== Given data ==
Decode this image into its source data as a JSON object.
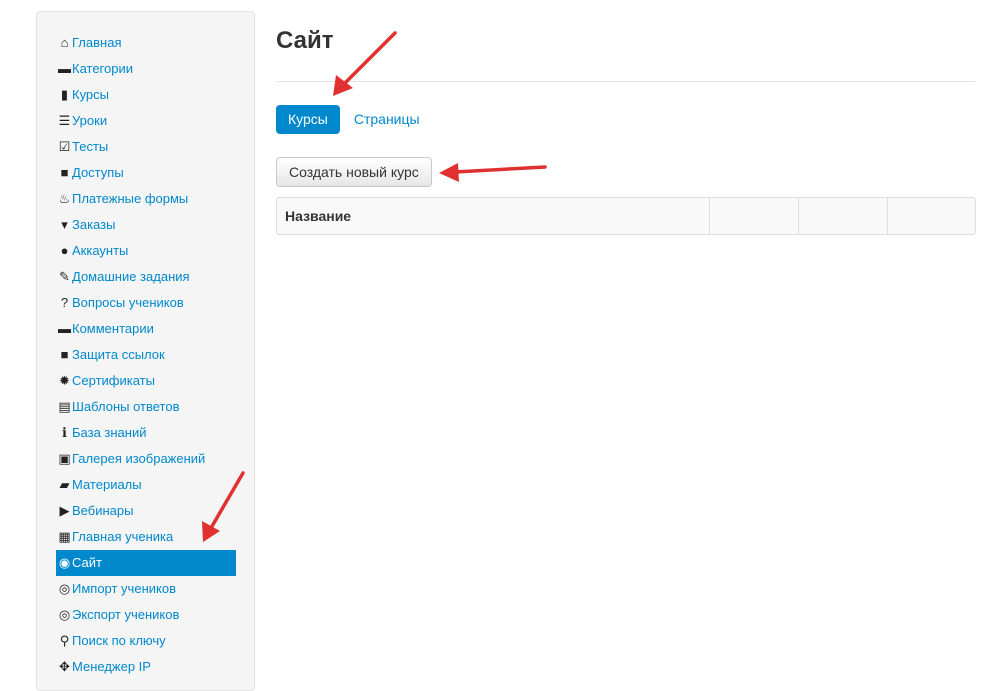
{
  "sidebar": {
    "items": [
      {
        "label": "Главная",
        "icon": "home-icon",
        "glyph": "⌂"
      },
      {
        "label": "Категории",
        "icon": "folder-icon",
        "glyph": "▬"
      },
      {
        "label": "Курсы",
        "icon": "book-icon",
        "glyph": "▮"
      },
      {
        "label": "Уроки",
        "icon": "list-icon",
        "glyph": "☰"
      },
      {
        "label": "Тесты",
        "icon": "edit-icon",
        "glyph": "☑"
      },
      {
        "label": "Доступы",
        "icon": "lock-icon",
        "glyph": "■"
      },
      {
        "label": "Платежные формы",
        "icon": "fire-icon",
        "glyph": "♨"
      },
      {
        "label": "Заказы",
        "icon": "cart-icon",
        "glyph": "▾"
      },
      {
        "label": "Аккаунты",
        "icon": "user-icon",
        "glyph": "●"
      },
      {
        "label": "Домашние задания",
        "icon": "pencil-icon",
        "glyph": "✎"
      },
      {
        "label": "Вопросы учеников",
        "icon": "question-icon",
        "glyph": "?"
      },
      {
        "label": "Комментарии",
        "icon": "comment-icon",
        "glyph": "▬"
      },
      {
        "label": "Защита ссылок",
        "icon": "lock-icon",
        "glyph": "■"
      },
      {
        "label": "Сертификаты",
        "icon": "certificate-icon",
        "glyph": "✹"
      },
      {
        "label": "Шаблоны ответов",
        "icon": "list-alt-icon",
        "glyph": "▤"
      },
      {
        "label": "База знаний",
        "icon": "info-icon",
        "glyph": "ℹ"
      },
      {
        "label": "Галерея изображений",
        "icon": "picture-icon",
        "glyph": "▣"
      },
      {
        "label": "Материалы",
        "icon": "briefcase-icon",
        "glyph": "▰"
      },
      {
        "label": "Вебинары",
        "icon": "play-icon",
        "glyph": "▶"
      },
      {
        "label": "Главная ученика",
        "icon": "th-large-icon",
        "glyph": "▦"
      },
      {
        "label": "Сайт",
        "icon": "globe-icon",
        "glyph": "◉",
        "active": true
      },
      {
        "label": "Импорт учеников",
        "icon": "upload-circle-icon",
        "glyph": "◎"
      },
      {
        "label": "Экспорт учеников",
        "icon": "download-circle-icon",
        "glyph": "◎"
      },
      {
        "label": "Поиск по ключу",
        "icon": "search-icon",
        "glyph": "⚲"
      },
      {
        "label": "Менеджер IP",
        "icon": "move-icon",
        "glyph": "✥"
      }
    ]
  },
  "main": {
    "title": "Сайт",
    "tabs": [
      {
        "label": "Курсы",
        "active": true
      },
      {
        "label": "Страницы",
        "active": false
      }
    ],
    "create_button": "Создать новый курс",
    "table": {
      "columns": [
        "Название",
        "",
        "",
        ""
      ]
    }
  },
  "colors": {
    "accent": "#0088cc",
    "annotation_arrow": "#e03030"
  }
}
===
**Work required:** Quote the preceding records in their entirety, excluding every picture.

**Answer:**
Decode this image into its source data as a JSON object.
{
  "sidebar": {
    "items": [
      {
        "label": "Главная",
        "icon": "home-icon",
        "glyph": "⌂"
      },
      {
        "label": "Категории",
        "icon": "folder-icon",
        "glyph": "▬"
      },
      {
        "label": "Курсы",
        "icon": "book-icon",
        "glyph": "▮"
      },
      {
        "label": "Уроки",
        "icon": "list-icon",
        "glyph": "☰"
      },
      {
        "label": "Тесты",
        "icon": "edit-icon",
        "glyph": "☑"
      },
      {
        "label": "Доступы",
        "icon": "lock-icon",
        "glyph": "■"
      },
      {
        "label": "Платежные формы",
        "icon": "fire-icon",
        "glyph": "♨"
      },
      {
        "label": "Заказы",
        "icon": "cart-icon",
        "glyph": "▾"
      },
      {
        "label": "Аккаунты",
        "icon": "user-icon",
        "glyph": "●"
      },
      {
        "label": "Домашние задания",
        "icon": "pencil-icon",
        "glyph": "✎"
      },
      {
        "label": "Вопросы учеников",
        "icon": "question-icon",
        "glyph": "?"
      },
      {
        "label": "Комментарии",
        "icon": "comment-icon",
        "glyph": "▬"
      },
      {
        "label": "Защита ссылок",
        "icon": "lock-icon",
        "glyph": "■"
      },
      {
        "label": "Сертификаты",
        "icon": "certificate-icon",
        "glyph": "✹"
      },
      {
        "label": "Шаблоны ответов",
        "icon": "list-alt-icon",
        "glyph": "▤"
      },
      {
        "label": "База знаний",
        "icon": "info-icon",
        "glyph": "ℹ"
      },
      {
        "label": "Галерея изображений",
        "icon": "picture-icon",
        "glyph": "▣"
      },
      {
        "label": "Материалы",
        "icon": "briefcase-icon",
        "glyph": "▰"
      },
      {
        "label": "Вебинары",
        "icon": "play-icon",
        "glyph": "▶"
      },
      {
        "label": "Главная ученика",
        "icon": "th-large-icon",
        "glyph": "▦"
      },
      {
        "label": "Сайт",
        "icon": "globe-icon",
        "glyph": "◉",
        "active": true
      },
      {
        "label": "Импорт учеников",
        "icon": "upload-circle-icon",
        "glyph": "◎"
      },
      {
        "label": "Экспорт учеников",
        "icon": "download-circle-icon",
        "glyph": "◎"
      },
      {
        "label": "Поиск по ключу",
        "icon": "search-icon",
        "glyph": "⚲"
      },
      {
        "label": "Менеджер IP",
        "icon": "move-icon",
        "glyph": "✥"
      }
    ]
  },
  "main": {
    "title": "Сайт",
    "tabs": [
      {
        "label": "Курсы",
        "active": true
      },
      {
        "label": "Страницы",
        "active": false
      }
    ],
    "create_button": "Создать новый курс",
    "table": {
      "columns": [
        "Название",
        "",
        "",
        ""
      ]
    }
  },
  "colors": {
    "accent": "#0088cc",
    "annotation_arrow": "#e03030"
  }
}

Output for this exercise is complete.